### [Written instruction]
Identify all lines of the data containing the string "will" and copy them.

### [Input records]
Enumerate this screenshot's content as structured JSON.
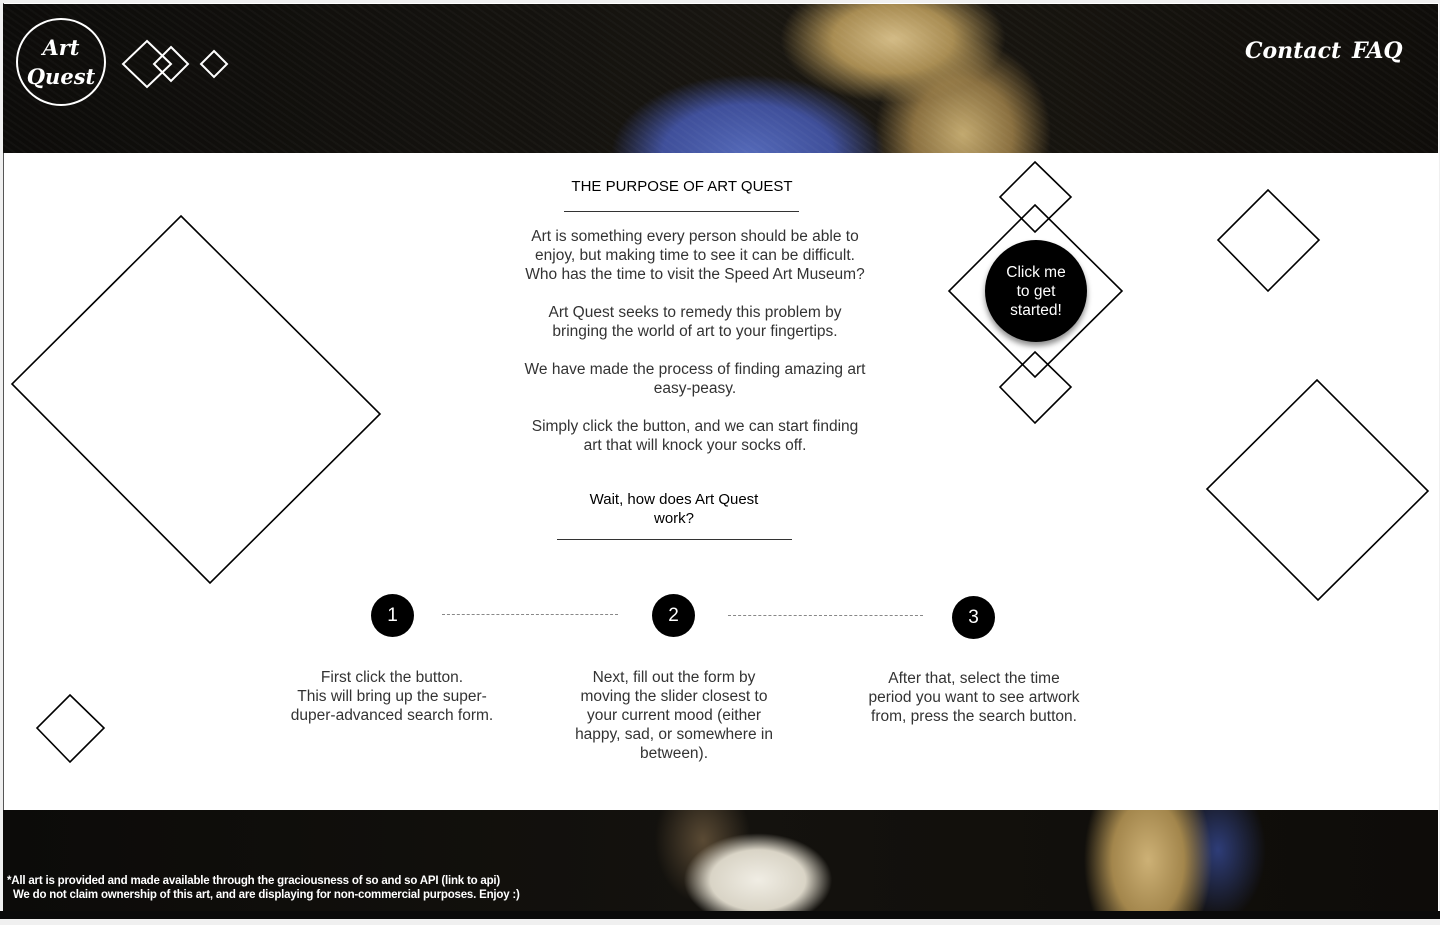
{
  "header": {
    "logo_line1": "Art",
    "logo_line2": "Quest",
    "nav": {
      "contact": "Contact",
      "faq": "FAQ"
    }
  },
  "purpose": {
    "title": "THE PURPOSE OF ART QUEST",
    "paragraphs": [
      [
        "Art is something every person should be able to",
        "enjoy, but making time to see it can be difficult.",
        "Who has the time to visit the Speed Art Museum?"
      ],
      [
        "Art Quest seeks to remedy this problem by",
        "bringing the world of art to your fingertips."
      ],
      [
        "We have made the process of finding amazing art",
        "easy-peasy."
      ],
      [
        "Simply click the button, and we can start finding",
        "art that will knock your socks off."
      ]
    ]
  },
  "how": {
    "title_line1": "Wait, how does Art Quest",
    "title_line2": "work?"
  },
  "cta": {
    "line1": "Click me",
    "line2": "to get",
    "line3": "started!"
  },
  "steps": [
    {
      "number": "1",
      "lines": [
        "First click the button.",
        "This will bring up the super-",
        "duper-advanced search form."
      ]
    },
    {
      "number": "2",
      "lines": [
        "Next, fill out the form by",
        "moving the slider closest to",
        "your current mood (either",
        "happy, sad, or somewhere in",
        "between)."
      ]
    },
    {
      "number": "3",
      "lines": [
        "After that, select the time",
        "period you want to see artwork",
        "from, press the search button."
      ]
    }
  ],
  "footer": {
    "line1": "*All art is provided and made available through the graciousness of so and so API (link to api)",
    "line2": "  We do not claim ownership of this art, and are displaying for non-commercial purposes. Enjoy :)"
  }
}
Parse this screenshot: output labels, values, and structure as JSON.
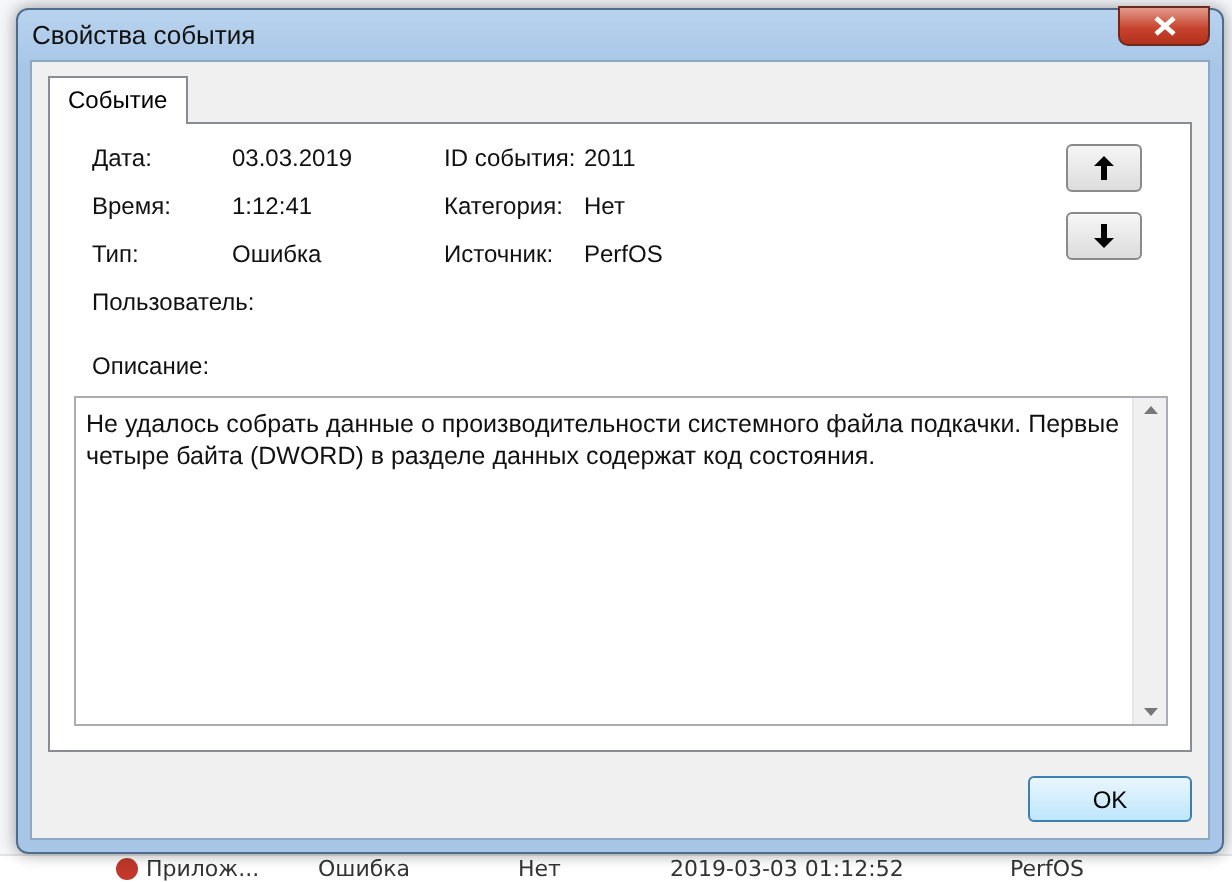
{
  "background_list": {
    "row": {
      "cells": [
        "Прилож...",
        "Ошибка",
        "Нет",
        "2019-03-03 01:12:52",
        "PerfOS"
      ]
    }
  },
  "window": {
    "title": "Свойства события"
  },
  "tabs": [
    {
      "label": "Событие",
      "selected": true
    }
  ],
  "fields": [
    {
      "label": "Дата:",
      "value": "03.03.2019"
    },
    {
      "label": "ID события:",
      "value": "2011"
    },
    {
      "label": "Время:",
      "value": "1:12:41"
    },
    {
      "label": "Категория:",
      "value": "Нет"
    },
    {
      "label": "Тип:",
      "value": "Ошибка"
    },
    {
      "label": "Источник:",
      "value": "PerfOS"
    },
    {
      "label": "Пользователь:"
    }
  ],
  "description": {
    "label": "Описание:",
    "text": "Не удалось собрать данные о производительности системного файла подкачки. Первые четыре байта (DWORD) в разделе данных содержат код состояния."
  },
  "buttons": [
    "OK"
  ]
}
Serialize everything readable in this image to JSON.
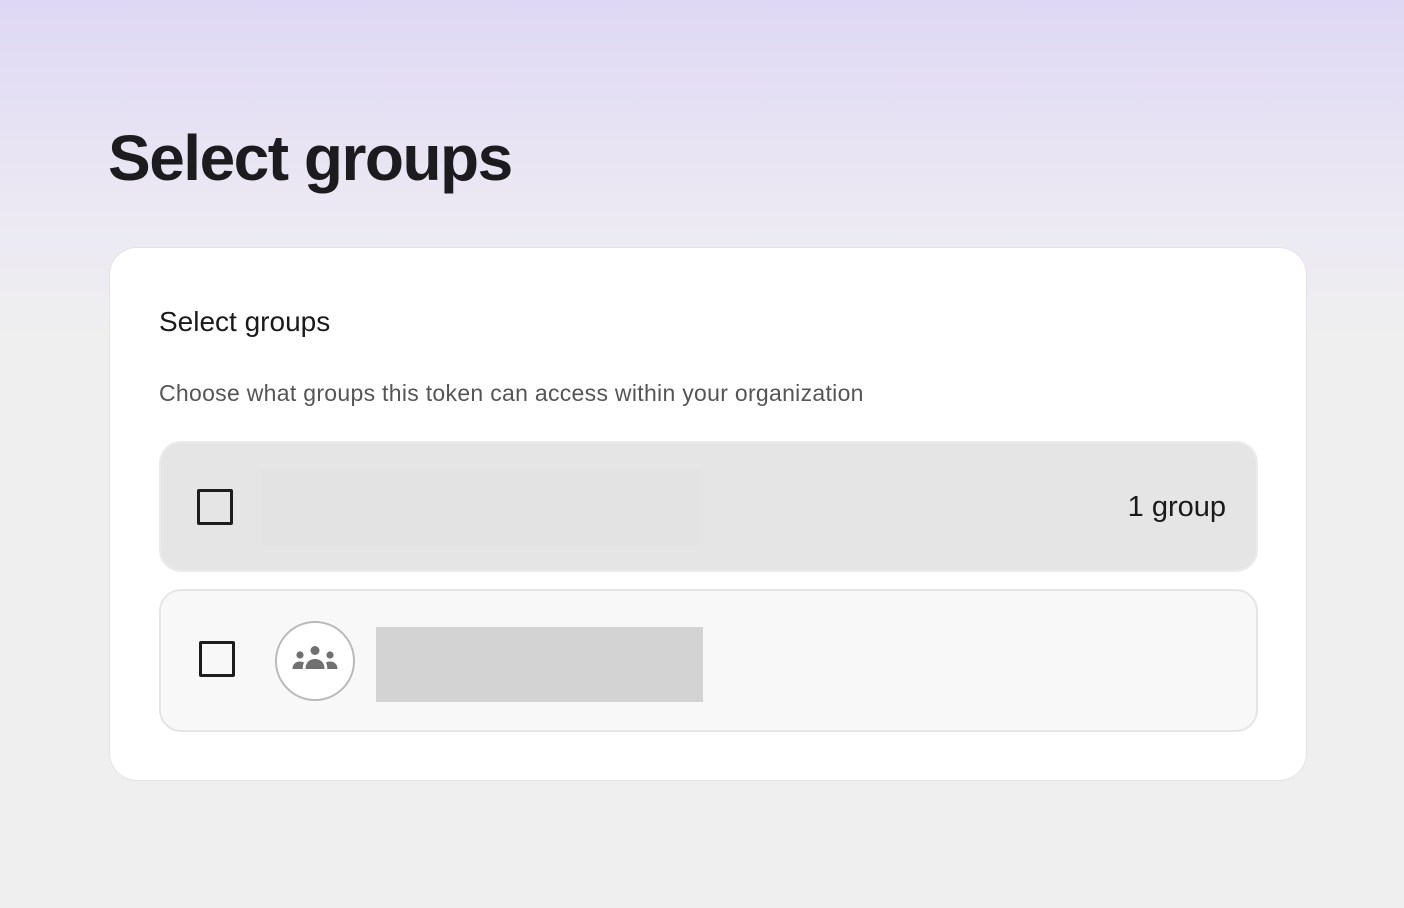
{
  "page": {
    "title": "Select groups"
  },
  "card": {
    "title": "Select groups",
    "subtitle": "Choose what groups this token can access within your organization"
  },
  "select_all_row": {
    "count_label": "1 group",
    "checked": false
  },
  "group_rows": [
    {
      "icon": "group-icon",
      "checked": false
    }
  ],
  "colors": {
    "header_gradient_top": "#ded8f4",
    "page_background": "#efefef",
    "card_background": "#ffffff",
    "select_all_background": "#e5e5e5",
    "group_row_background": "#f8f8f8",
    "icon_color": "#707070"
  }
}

### [Expected answer]
        "art that will knock your socks off."
        "This will bring up the super-",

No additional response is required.